Instructions for the task —
Each line of the data that includes the string "Check" is to be copied out.

Data provided —
********************

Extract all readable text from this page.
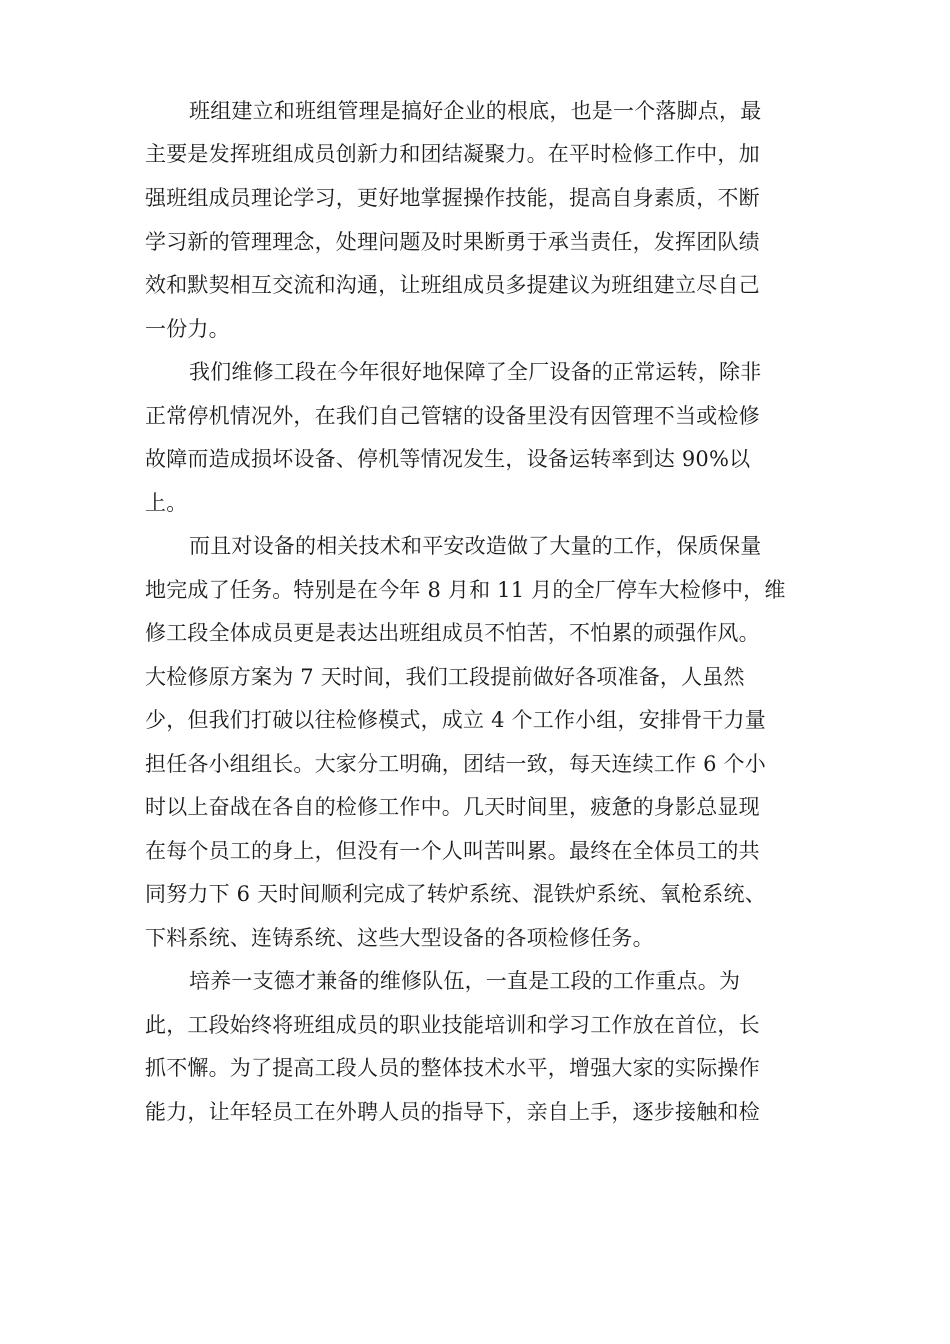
班组建立和班组管理是搞好企业的根底，也是一个落脚点，最

主要是发挥班组成员创新力和团结凝聚力。在平时检修工作中，加

强班组成员理论学习，更好地掌握操作技能，提高自身素质，不断

学习新的管理理念，处理问题及时果断勇于承当责任，发挥团队绩

效和默契相互交流和沟通，让班组成员多提建议为班组建立尽自己

一份力。

我们维修工段在今年很好地保障了全厂设备的正常运转，除非

正常停机情况外，在我们自己管辖的设备里没有因管理不当或检修

故障而造成损坏设备、停机等情况发生，设备运转率到达 90%以

上。

而且对设备的相关技术和平安改造做了大量的工作，保质保量

地完成了任务。特别是在今年 8 月和 11 月的全厂停车大检修中，维

修工段全体成员更是表达出班组成员不怕苦，不怕累的顽强作风。

大检修原方案为 7 天时间，我们工段提前做好各项准备，人虽然

少，但我们打破以往检修模式，成立 4 个工作小组，安排骨干力量

担任各小组组长。大家分工明确，团结一致，每天连续工作 6 个小

时以上奋战在各自的检修工作中。几天时间里，疲惫的身影总显现

在每个员工的身上，但没有一个人叫苦叫累。最终在全体员工的共

同努力下 6 天时间顺利完成了转炉系统、混铁炉系统、氧枪系统、

下料系统、连铸系统、这些大型设备的各项检修任务。

培养一支德才兼备的维修队伍，一直是工段的工作重点。为

此，工段始终将班组成员的职业技能培训和学习工作放在首位，长

抓不懈。为了提高工段人员的整体技术水平，增强大家的实际操作

能力，让年轻员工在外聘人员的指导下，亲自上手，逐步接触和检
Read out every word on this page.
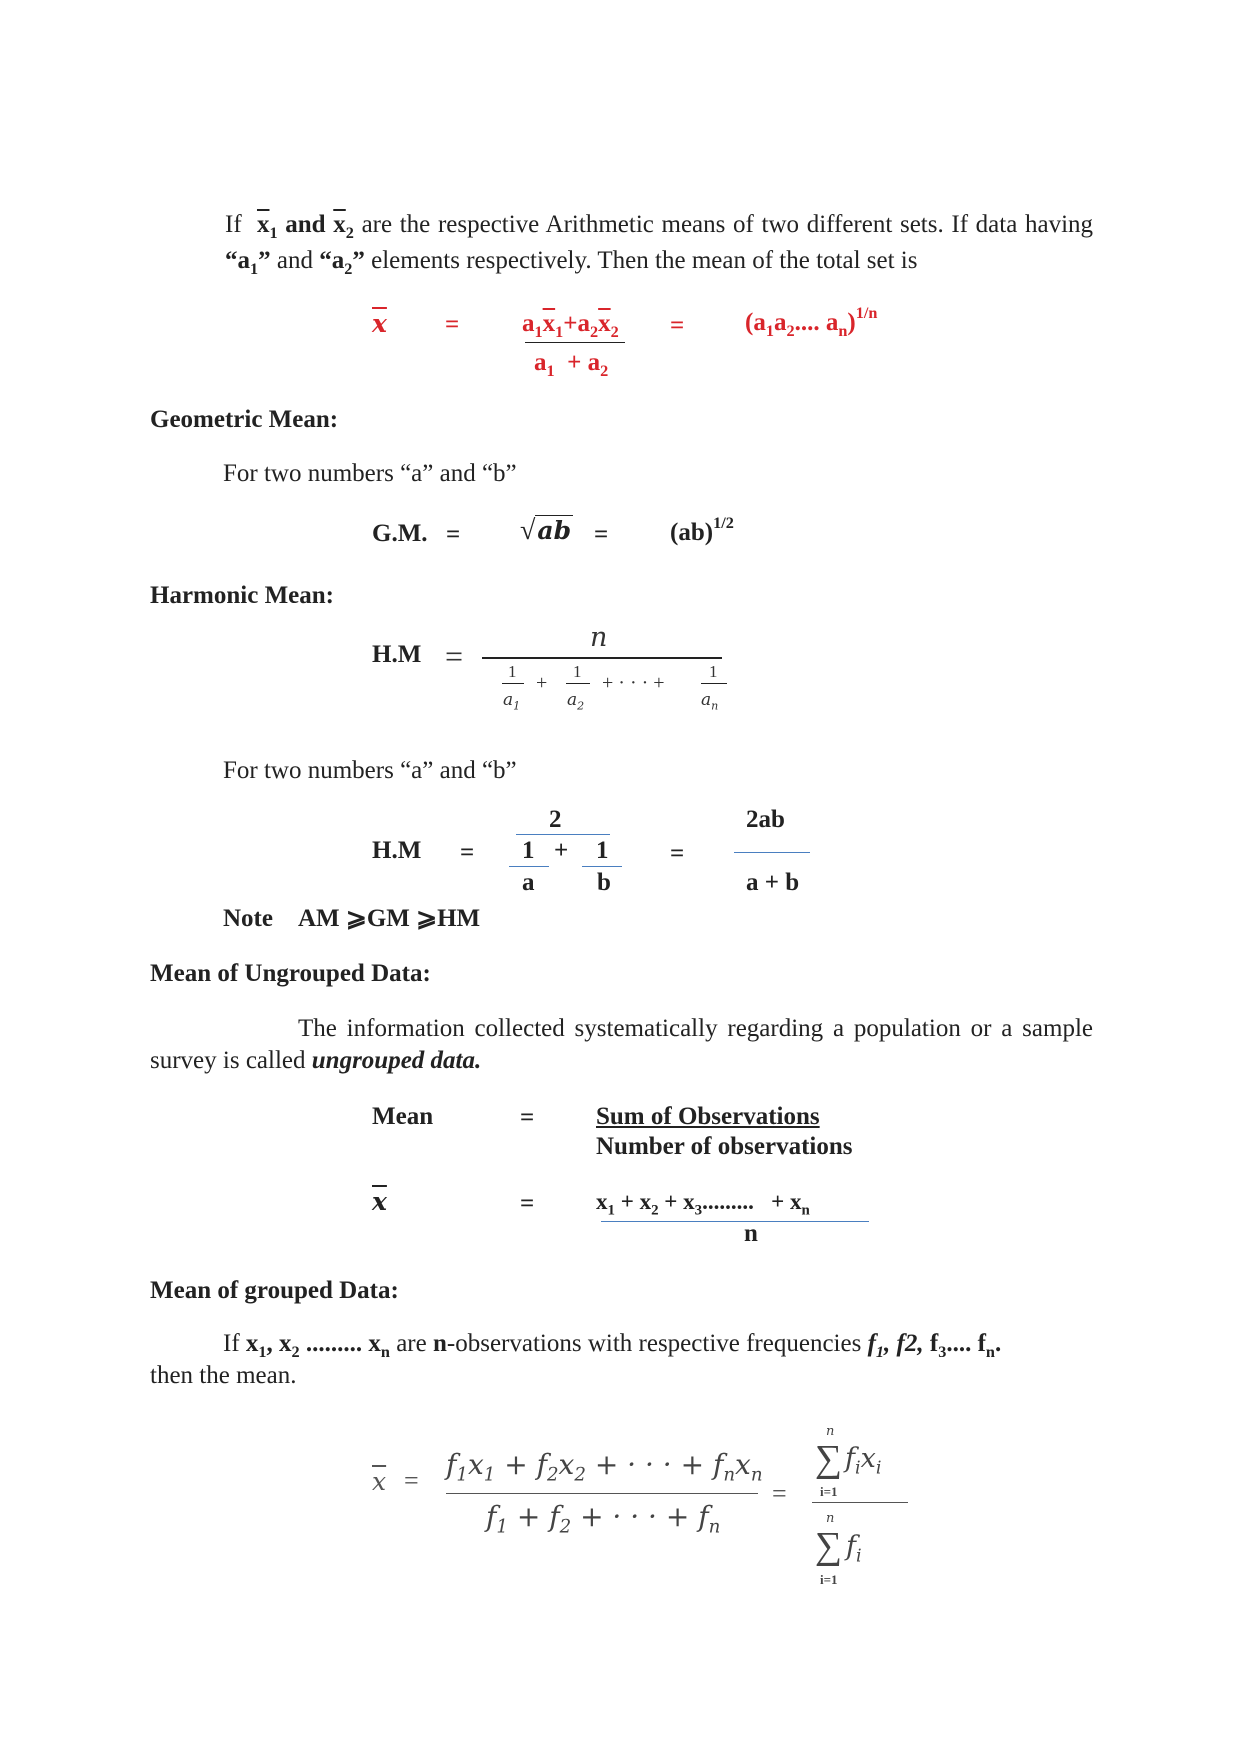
If $\overline{x}_1$ and $\overline{x}_2$ are the respective Arithmetic means of two different sets. If data having “$a_1$” and “$a_2$” elements respectively. Then the mean of the total set is
$\overline{x}$ =	$a_1\overline{x}_1+a_2\overline{x}_2$
$a_1 + a_2$
= ($a_1a_2$.... $a_n)^{1/n}$
Geometric Mean:
For two numbers “a” and “b”
G.M. = √ab = (ab)$^{1/2}$
Harmonic Mean:
H.M =
n
1
$a_1$
+
1
$a_2$
+ · · · +
1
$a_n$
For two numbers “a” and “b”
H.M =
2
1 + 1
a	b
=
2ab
a + b
Note AM ⩾GM ⩾HM
Mean of Ungrouped Data:
The information collected systematically regarding a population or a sample survey is called ungrouped data.
Mean	= Sum of Observations
Number of observations
$\overline{x}$	=	$x_1 + x_2 + x_3$......... + $x_n$
n
Mean of grouped Data:
If $x_1$, $x_2$ ......... $x_n$ are n-observations with respective frequencies $f_1$, f2, $f_3$.... $f_n$.
then the mean.
$\overline{x} = f_1x_1 + f_2x_2$ + · · · + $f_nx_n$
$f_1 + f_2$ + · · · + $f_n$
=
n
∑ $f_ix_i$
i=1
n
∑ $f_i$
i=1
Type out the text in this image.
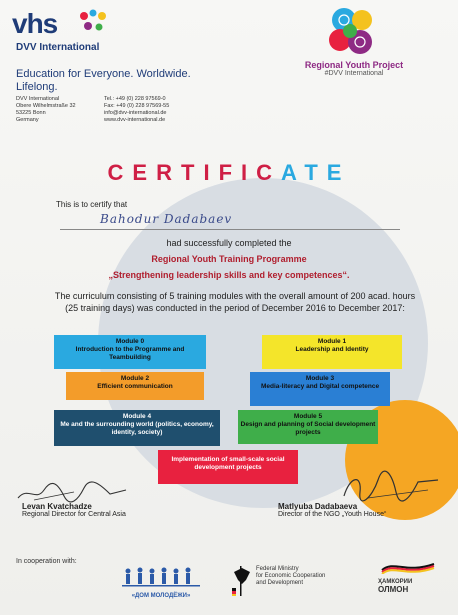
vhs
DVV International
Education for Everyone. Worldwide. Lifelong.
DVV International
Obere Wilhelmstraße 32
53225 Bonn
Germany
Tel.: +49 (0) 228 97569-0
Fax: +49 (0) 228 97569-55
info@dvv-international.de
www.dvv-international.de
Regional Youth Project
#DVV International
CERTIFICATE
This is to certify that
Bahodur Dadabaev
had successfully completed the
Regional Youth Training Programme
„Strengthening leadership skills and key competences“.
The curriculum consisting of 5 training modules with the overall amount of 200 acad. hours (25 training days) was conducted in the period of December 2016 to December 2017:
Module 0
Introduction to the Programme and Teambuilding
Module 1
Leadership and Identity
Module 2
Efficient communication
Module 3
Media-literacy and Digital competence
Module 4
Me and the surrounding world (politics, economy, identity, society)
Module 5
Design and planning of Social development projects
Implementation of small-scale social development projects
Levan Kvatchadze
Regional Director for Central Asia
Matlyuba Dadabaeva
Director of the NGO „Youth House“
In cooperation with:
«ДОМ МОЛОДЁЖИ»
Federal Ministry
for Economic Cooperation
and Development	ҲАМКОРИИ
ОЛМОН
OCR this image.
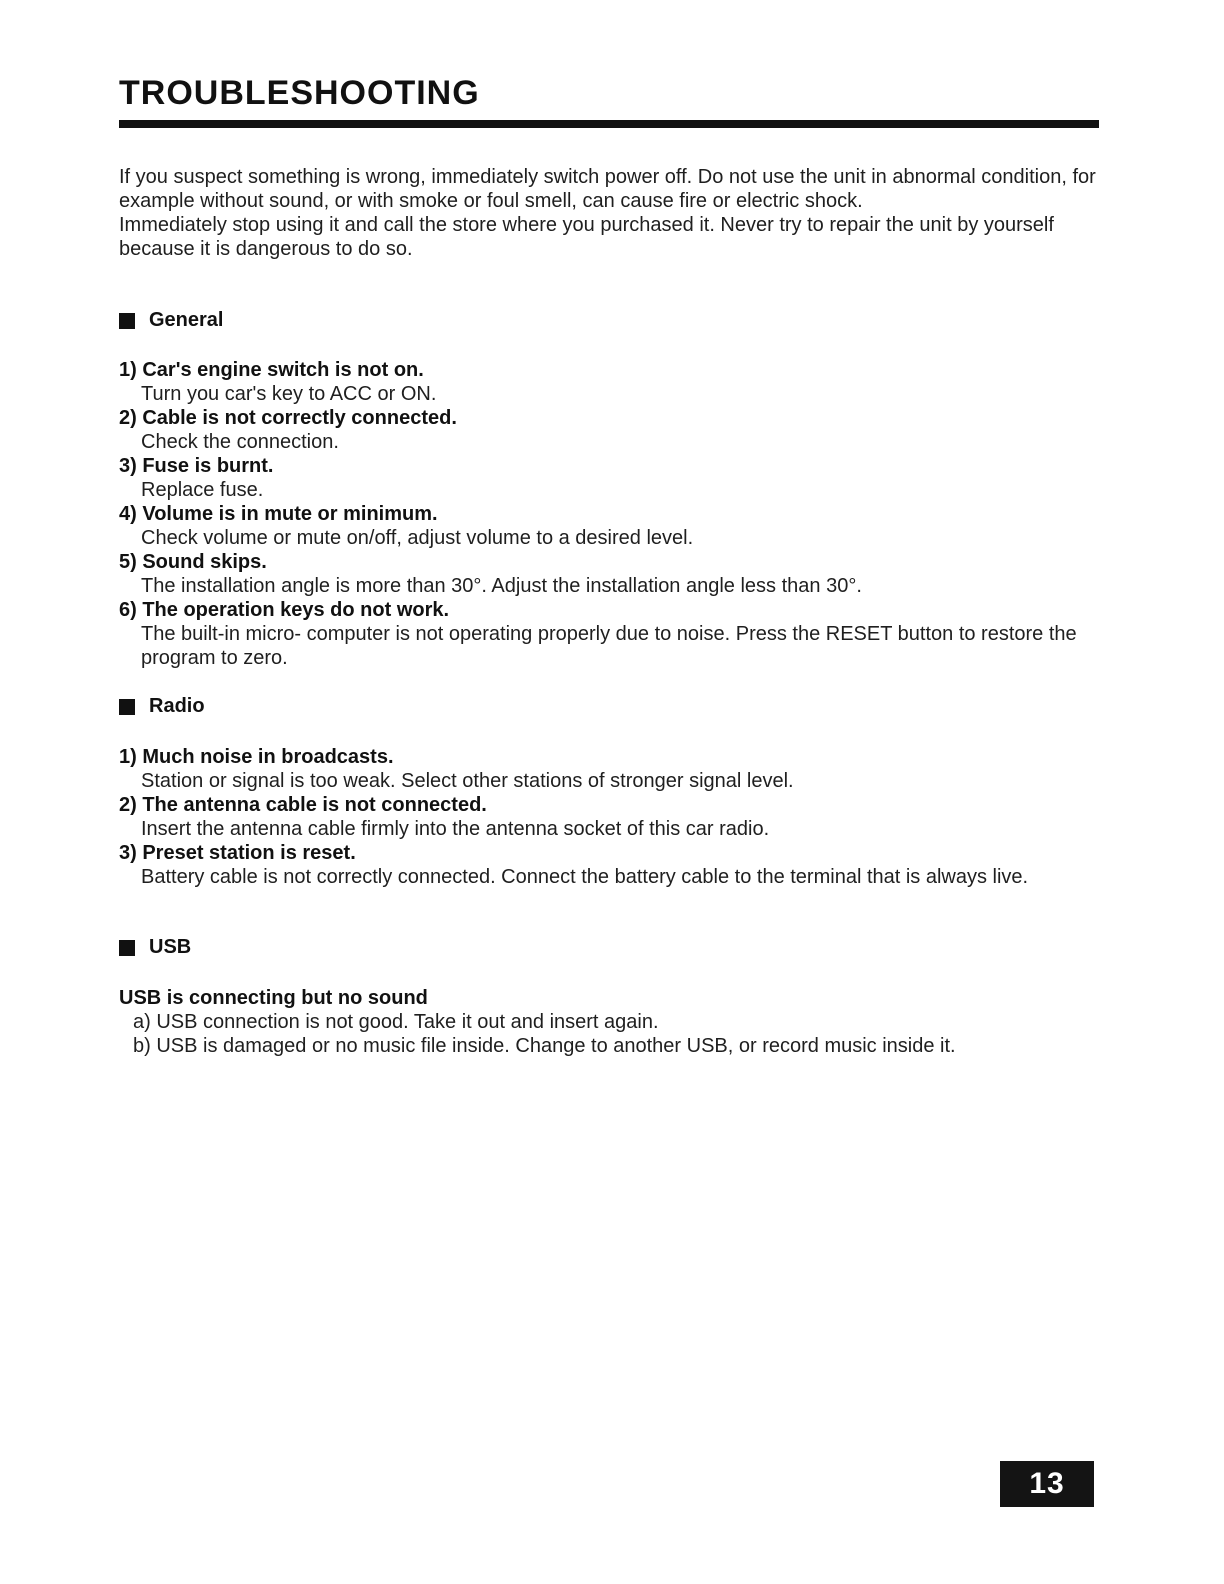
TROUBLESHOOTING

If you suspect something is wrong, immediately switch power off. Do not use the unit in abnormal condition, for example without sound, or with smoke or foul smell, can cause fire or electric shock.

Immediately stop using it and call the store where you purchased it. Never try to repair the unit by yourself because it is dangerous to do so.

General

1) Car's engine switch is not on.

Turn you car's key to ACC or ON.

2) Cable is not correctly connected.

Check the connection.

3) Fuse is burnt.

Replace fuse.

4) Volume is in mute or minimum.

Check volume or mute on/off, adjust volume to a desired level.

5) Sound skips.

The installation angle is more than 30°. Adjust the installation angle less than 30°.

6) The operation keys do not work.

The built-in micro- computer is not operating properly due to noise. Press the RESET button to restore the program to zero.

Radio

1) Much noise in broadcasts.

Station or signal is too weak. Select other stations of stronger signal level.

2) The antenna cable is not connected.

Insert the antenna cable firmly into the antenna socket of this car radio.

3) Preset station is reset.

Battery cable is not correctly connected. Connect the battery cable to the terminal that is always live.

USB

USB is connecting but no sound

a) USB connection is not good. Take it out and insert again.

b) USB is damaged or no music file inside. Change to another USB, or record music inside it.

13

********************

Full answer —
Check the connection.
Check volume or mute on/off, adjust volume to a desired level.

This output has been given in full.